Return each line containing "amount".
::::::::
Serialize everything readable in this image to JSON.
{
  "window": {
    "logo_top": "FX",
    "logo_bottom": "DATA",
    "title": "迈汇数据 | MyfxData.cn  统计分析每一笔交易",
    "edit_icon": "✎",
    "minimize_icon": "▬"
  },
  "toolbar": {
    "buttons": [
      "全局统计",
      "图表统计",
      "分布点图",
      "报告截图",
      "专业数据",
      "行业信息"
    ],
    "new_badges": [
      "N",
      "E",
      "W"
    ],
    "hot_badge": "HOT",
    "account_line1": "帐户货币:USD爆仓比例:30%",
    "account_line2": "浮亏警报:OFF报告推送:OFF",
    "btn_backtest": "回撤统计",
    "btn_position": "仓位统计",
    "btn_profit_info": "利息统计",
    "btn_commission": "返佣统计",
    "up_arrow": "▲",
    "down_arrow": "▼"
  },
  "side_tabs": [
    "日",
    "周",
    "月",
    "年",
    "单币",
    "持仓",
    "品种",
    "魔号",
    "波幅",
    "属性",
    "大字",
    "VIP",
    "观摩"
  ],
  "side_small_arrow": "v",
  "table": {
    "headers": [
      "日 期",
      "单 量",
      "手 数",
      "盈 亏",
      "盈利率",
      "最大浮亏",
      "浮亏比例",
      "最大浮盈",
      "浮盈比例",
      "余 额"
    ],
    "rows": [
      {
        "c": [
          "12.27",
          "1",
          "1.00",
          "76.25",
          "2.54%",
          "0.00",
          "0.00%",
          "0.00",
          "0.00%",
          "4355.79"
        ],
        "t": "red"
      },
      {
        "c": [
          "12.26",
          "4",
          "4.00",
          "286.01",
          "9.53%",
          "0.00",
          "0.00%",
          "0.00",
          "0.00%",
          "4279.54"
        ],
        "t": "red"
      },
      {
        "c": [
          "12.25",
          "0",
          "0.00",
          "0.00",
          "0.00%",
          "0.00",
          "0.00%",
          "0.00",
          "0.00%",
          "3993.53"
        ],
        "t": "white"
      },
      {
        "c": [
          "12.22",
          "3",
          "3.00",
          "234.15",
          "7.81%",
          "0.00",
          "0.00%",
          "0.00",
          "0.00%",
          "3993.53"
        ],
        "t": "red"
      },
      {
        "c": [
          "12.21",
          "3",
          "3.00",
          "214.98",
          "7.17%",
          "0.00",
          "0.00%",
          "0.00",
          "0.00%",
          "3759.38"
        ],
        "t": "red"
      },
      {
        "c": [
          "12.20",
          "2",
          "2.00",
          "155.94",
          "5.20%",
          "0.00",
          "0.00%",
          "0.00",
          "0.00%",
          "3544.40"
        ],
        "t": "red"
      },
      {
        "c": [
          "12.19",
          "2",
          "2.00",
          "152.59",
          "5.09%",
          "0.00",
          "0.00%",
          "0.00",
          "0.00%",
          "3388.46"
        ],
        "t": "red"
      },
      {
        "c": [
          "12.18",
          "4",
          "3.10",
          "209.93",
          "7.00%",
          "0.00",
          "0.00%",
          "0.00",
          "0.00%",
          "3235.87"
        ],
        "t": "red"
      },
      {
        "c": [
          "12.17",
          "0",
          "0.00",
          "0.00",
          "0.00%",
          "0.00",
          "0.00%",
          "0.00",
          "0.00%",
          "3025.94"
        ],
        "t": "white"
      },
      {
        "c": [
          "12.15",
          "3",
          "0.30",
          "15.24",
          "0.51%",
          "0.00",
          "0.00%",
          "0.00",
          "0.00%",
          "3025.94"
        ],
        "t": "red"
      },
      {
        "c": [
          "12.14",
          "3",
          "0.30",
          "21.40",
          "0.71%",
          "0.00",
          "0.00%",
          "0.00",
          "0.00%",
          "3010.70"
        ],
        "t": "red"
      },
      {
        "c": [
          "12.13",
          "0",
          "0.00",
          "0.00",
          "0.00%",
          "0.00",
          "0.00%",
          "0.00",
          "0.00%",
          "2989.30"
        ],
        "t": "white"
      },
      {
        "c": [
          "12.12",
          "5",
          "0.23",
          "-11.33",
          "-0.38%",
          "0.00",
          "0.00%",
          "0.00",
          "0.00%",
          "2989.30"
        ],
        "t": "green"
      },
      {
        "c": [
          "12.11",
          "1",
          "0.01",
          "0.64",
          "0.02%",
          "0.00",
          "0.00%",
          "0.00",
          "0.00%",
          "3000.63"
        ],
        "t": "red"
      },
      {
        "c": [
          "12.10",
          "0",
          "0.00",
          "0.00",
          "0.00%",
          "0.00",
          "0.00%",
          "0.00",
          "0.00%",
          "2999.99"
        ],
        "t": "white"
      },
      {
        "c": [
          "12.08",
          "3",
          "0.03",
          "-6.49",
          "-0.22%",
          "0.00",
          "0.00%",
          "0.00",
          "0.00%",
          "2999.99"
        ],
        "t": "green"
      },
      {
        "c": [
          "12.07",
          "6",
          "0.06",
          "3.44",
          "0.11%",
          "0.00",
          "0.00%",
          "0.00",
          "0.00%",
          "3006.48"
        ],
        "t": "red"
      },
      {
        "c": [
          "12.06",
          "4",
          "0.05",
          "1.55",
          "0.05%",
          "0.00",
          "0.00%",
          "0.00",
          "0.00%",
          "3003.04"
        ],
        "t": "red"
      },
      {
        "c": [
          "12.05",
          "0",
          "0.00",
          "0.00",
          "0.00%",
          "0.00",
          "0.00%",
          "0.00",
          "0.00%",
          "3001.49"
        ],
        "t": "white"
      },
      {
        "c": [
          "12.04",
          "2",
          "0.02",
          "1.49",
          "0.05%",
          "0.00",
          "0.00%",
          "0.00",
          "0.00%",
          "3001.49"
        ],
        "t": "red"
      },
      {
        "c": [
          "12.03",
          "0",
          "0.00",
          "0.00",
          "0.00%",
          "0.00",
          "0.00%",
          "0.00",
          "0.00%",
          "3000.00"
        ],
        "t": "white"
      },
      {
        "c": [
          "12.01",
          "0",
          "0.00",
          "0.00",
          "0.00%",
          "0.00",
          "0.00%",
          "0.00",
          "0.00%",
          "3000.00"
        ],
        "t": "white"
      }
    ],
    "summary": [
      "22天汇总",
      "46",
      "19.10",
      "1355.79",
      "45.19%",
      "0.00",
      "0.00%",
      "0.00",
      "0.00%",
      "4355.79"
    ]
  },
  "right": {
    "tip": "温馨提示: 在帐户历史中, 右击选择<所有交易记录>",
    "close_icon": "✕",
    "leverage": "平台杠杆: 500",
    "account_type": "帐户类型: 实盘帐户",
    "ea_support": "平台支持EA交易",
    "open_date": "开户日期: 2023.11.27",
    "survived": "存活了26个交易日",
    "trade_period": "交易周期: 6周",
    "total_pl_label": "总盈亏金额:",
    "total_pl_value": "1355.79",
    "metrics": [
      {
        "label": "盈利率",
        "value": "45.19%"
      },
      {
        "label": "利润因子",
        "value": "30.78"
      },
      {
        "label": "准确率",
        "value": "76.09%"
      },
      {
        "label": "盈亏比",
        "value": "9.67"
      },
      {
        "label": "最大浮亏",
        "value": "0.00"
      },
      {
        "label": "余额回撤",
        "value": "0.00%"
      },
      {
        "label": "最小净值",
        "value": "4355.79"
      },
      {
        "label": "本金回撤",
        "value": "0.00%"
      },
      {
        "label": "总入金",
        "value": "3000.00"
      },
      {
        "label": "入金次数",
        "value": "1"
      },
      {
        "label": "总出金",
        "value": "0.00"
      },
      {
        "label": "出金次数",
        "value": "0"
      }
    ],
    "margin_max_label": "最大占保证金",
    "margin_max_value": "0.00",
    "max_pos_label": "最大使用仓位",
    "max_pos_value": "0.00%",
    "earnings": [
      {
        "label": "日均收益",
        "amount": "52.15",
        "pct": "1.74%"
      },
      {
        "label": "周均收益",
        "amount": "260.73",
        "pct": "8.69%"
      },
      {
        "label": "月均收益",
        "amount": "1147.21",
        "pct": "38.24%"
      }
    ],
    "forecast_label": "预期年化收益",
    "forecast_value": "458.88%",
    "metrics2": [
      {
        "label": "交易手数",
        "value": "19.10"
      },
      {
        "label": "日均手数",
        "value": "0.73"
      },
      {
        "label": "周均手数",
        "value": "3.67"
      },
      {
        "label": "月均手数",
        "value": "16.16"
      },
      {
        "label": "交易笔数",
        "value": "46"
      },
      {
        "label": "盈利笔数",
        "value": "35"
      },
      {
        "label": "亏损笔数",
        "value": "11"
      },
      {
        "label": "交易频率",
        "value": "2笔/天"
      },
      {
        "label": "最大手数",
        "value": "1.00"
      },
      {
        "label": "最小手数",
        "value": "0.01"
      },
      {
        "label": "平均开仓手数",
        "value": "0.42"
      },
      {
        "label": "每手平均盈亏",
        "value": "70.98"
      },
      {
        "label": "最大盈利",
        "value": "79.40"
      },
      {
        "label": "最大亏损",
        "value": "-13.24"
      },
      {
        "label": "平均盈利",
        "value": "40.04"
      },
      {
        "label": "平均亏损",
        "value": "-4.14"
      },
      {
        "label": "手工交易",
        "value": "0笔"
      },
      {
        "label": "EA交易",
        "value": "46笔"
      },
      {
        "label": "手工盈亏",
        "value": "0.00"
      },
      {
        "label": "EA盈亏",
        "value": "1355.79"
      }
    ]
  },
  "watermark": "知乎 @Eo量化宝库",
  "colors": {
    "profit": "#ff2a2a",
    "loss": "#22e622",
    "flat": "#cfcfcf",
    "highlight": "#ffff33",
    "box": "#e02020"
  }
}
::::::::
ANSWER TO THIS EXERCISE:
        "amount": "52.15",
        "amount": "260.73",
        "amount": "1147.21",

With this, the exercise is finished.